(Figure record extracts)
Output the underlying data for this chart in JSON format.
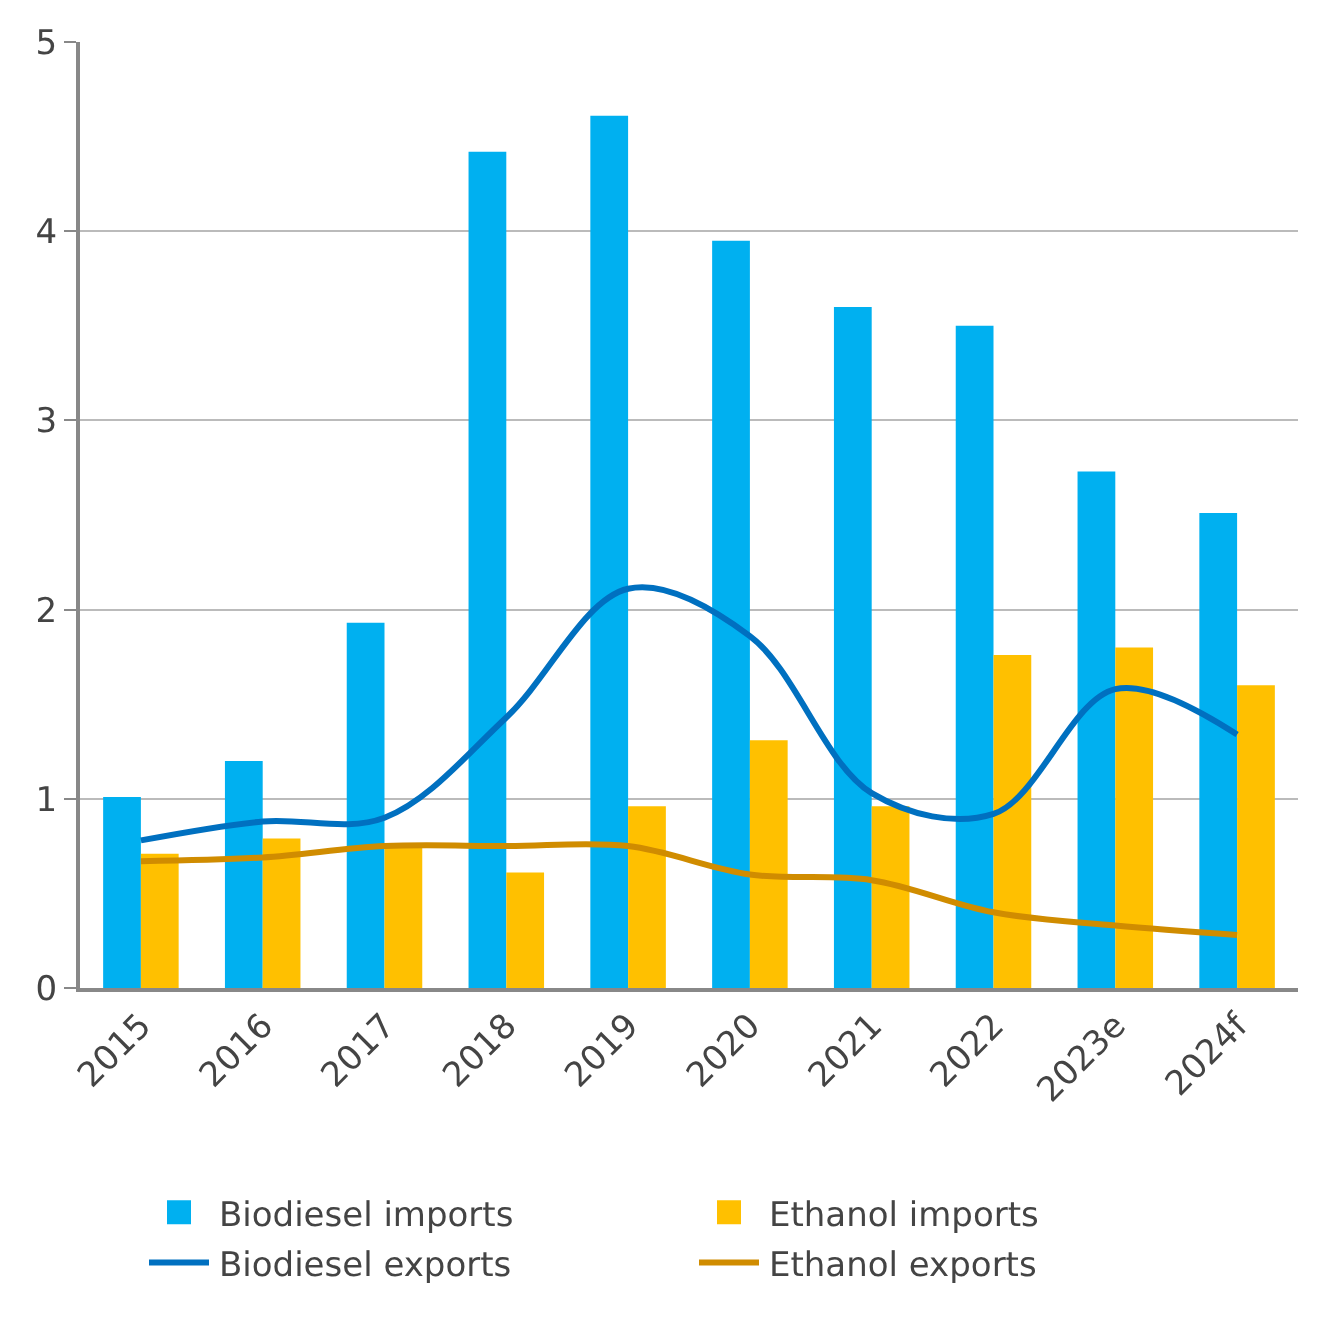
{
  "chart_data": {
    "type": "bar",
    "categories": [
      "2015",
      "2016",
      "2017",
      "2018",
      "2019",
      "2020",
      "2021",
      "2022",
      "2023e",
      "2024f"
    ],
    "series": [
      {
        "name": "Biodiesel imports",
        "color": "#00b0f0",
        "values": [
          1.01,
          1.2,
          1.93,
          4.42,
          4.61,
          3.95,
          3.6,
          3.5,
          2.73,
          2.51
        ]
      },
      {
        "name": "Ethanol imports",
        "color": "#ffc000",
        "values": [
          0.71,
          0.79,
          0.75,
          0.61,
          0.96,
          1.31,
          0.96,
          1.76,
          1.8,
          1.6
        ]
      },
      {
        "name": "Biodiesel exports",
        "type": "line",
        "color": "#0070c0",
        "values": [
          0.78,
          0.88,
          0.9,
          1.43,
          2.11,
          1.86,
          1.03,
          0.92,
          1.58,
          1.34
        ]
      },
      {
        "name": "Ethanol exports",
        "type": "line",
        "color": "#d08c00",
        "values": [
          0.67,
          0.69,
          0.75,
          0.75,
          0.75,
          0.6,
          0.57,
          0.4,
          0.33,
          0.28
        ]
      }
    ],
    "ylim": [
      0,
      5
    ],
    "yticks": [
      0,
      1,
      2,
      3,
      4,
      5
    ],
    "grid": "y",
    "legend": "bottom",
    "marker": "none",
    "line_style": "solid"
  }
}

> AIM: From the data, collect all lines where the string "name" appears.

> EXERCISE OUTPUT:
        "name": "Biodiesel imports",
        "name": "Ethanol imports",
        "name": "Biodiesel exports",
        "name": "Ethanol exports",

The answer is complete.